• Figure dataset records:
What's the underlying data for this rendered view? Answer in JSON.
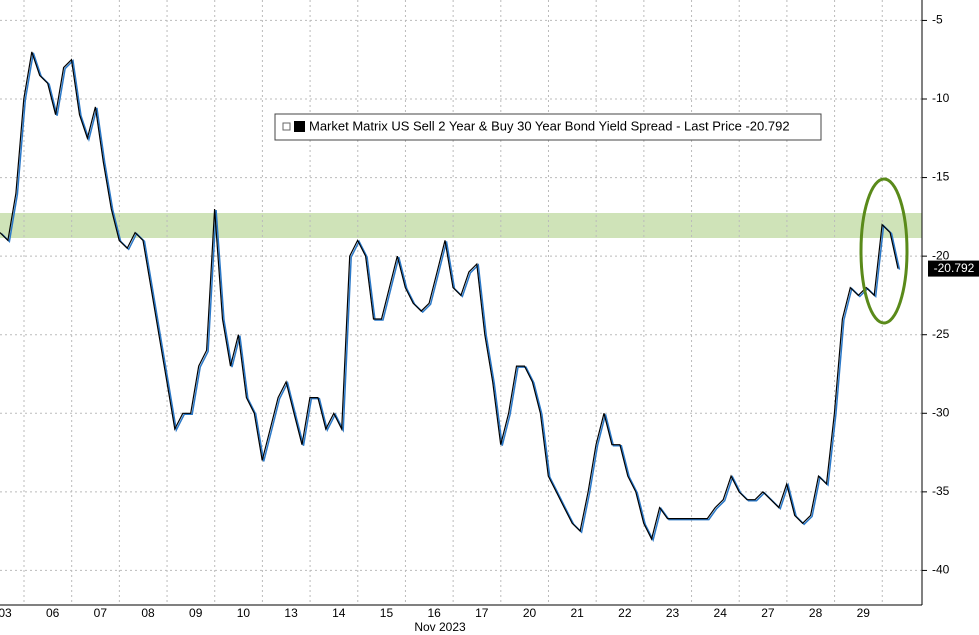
{
  "chart_data": {
    "type": "line",
    "categories": [
      "03",
      null,
      null,
      null,
      null,
      null,
      "06",
      null,
      null,
      null,
      null,
      null,
      "07",
      null,
      null,
      null,
      null,
      null,
      "08",
      null,
      null,
      null,
      null,
      null,
      "09",
      null,
      null,
      null,
      null,
      null,
      "10",
      null,
      null,
      null,
      null,
      null,
      "13",
      null,
      null,
      null,
      null,
      null,
      "14",
      null,
      null,
      null,
      null,
      null,
      "15",
      null,
      null,
      null,
      null,
      null,
      "16",
      null,
      null,
      null,
      null,
      null,
      "17",
      null,
      null,
      null,
      null,
      null,
      "20",
      null,
      null,
      null,
      null,
      null,
      "21",
      null,
      null,
      null,
      null,
      null,
      "22",
      null,
      null,
      null,
      null,
      null,
      "23",
      null,
      null,
      null,
      null,
      null,
      "24",
      null,
      null,
      null,
      null,
      null,
      "27",
      null,
      null,
      null,
      null,
      null,
      "28",
      null,
      null,
      null,
      null,
      null,
      "29",
      null,
      null,
      null,
      null,
      null
    ],
    "x_label": "Nov 2023",
    "series": [
      {
        "name": "Market Matrix US Sell 2 Year & Buy 30 Year Bond Yield Spread - Last Price -20.792",
        "color": "#000000",
        "values": [
          -18.5,
          -19,
          -16,
          -10,
          -7,
          -8.5,
          -9,
          -11,
          -8,
          -7.5,
          -11,
          -12.5,
          -10.5,
          -14,
          -17,
          -19,
          -19.5,
          -18.5,
          -19,
          -22,
          -25,
          -28,
          -31,
          -30,
          -30,
          -27,
          -26,
          -17,
          -24,
          -27,
          -25,
          -29,
          -30,
          -33,
          -31,
          -29,
          -28,
          -30,
          -32,
          -29,
          -29,
          -31,
          -30,
          -31,
          -20,
          -19,
          -20,
          -24,
          -24,
          -22,
          -20,
          -22,
          -23,
          -23.5,
          -23,
          -21,
          -19,
          -22,
          -22.5,
          -21,
          -20.5,
          -25,
          -28,
          -32,
          -30,
          -27,
          -27,
          -28,
          -30,
          -34,
          -35,
          -36,
          -37,
          -37.5,
          -35,
          -32,
          -30,
          -32,
          -32,
          -34,
          -35,
          -37,
          -38,
          -36,
          -36.7,
          -36.7,
          -36.7,
          -36.7,
          -36.7,
          -36.7,
          -36,
          -35.5,
          -34,
          -35,
          -35.5,
          -35.5,
          -35,
          -35.5,
          -36,
          -34.5,
          -36.5,
          -37,
          -36.5,
          -34,
          -34.5,
          -30,
          -24,
          -22,
          -22.5,
          -22,
          -22.5,
          -18,
          -18.5,
          -20.792
        ]
      }
    ],
    "ylim": [
      -42.2,
      -3.7
    ],
    "yticks": [
      -5,
      -10,
      -15,
      -20,
      -25,
      -30,
      -35,
      -40
    ],
    "grid": true
  }
}
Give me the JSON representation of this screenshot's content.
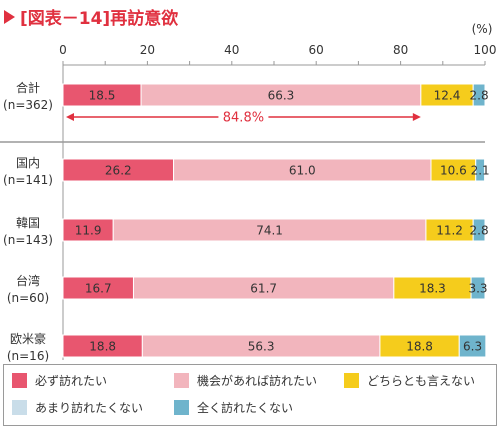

• Exercise directions: Take the listing above and print it exactly, apart from the pictures.

• Answer to this problem:
What's the underlying data for this rendered view? Answer in JSON.
{
  "chart_data": {
    "type": "line",
    "categories": [
      "03",
      null,
      null,
      null,
      null,
      null,
      "06",
      null,
      null,
      null,
      null,
      null,
      "07",
      null,
      null,
      null,
      null,
      null,
      "08",
      null,
      null,
      null,
      null,
      null,
      "09",
      null,
      null,
      null,
      null,
      null,
      "10",
      null,
      null,
      null,
      null,
      null,
      "13",
      null,
      null,
      null,
      null,
      null,
      "14",
      null,
      null,
      null,
      null,
      null,
      "15",
      null,
      null,
      null,
      null,
      null,
      "16",
      null,
      null,
      null,
      null,
      null,
      "17",
      null,
      null,
      null,
      null,
      null,
      "20",
      null,
      null,
      null,
      null,
      null,
      "21",
      null,
      null,
      null,
      null,
      null,
      "22",
      null,
      null,
      null,
      null,
      null,
      "23",
      null,
      null,
      null,
      null,
      null,
      "24",
      null,
      null,
      null,
      null,
      null,
      "27",
      null,
      null,
      null,
      null,
      null,
      "28",
      null,
      null,
      null,
      null,
      null,
      "29",
      null,
      null,
      null,
      null,
      null
    ],
    "x_label": "Nov 2023",
    "series": [
      {
        "name": "Market Matrix US Sell 2 Year & Buy 30 Year Bond Yield Spread - Last Price -20.792",
        "color": "#000000",
        "values": [
          -18.5,
          -19,
          -16,
          -10,
          -7,
          -8.5,
          -9,
          -11,
          -8,
          -7.5,
          -11,
          -12.5,
          -10.5,
          -14,
          -17,
          -19,
          -19.5,
          -18.5,
          -19,
          -22,
          -25,
          -28,
          -31,
          -30,
          -30,
          -27,
          -26,
          -17,
          -24,
          -27,
          -25,
          -29,
          -30,
          -33,
          -31,
          -29,
          -28,
          -30,
          -32,
          -29,
          -29,
          -31,
          -30,
          -31,
          -20,
          -19,
          -20,
          -24,
          -24,
          -22,
          -20,
          -22,
          -23,
          -23.5,
          -23,
          -21,
          -19,
          -22,
          -22.5,
          -21,
          -20.5,
          -25,
          -28,
          -32,
          -30,
          -27,
          -27,
          -28,
          -30,
          -34,
          -35,
          -36,
          -37,
          -37.5,
          -35,
          -32,
          -30,
          -32,
          -32,
          -34,
          -35,
          -37,
          -38,
          -36,
          -36.7,
          -36.7,
          -36.7,
          -36.7,
          -36.7,
          -36.7,
          -36,
          -35.5,
          -34,
          -35,
          -35.5,
          -35.5,
          -35,
          -35.5,
          -36,
          -34.5,
          -36.5,
          -37,
          -36.5,
          -34,
          -34.5,
          -30,
          -24,
          -22,
          -22.5,
          -22,
          -22.5,
          -18,
          -18.5,
          -20.792
        ]
      }
    ],
    "ylim": [
      -42.2,
      -3.7
    ],
    "yticks": [
      -5,
      -10,
      -15,
      -20,
      -25,
      -30,
      -35,
      -40
    ],
    "grid": true
  }
}
Give me the JSON representation of this screenshot's content.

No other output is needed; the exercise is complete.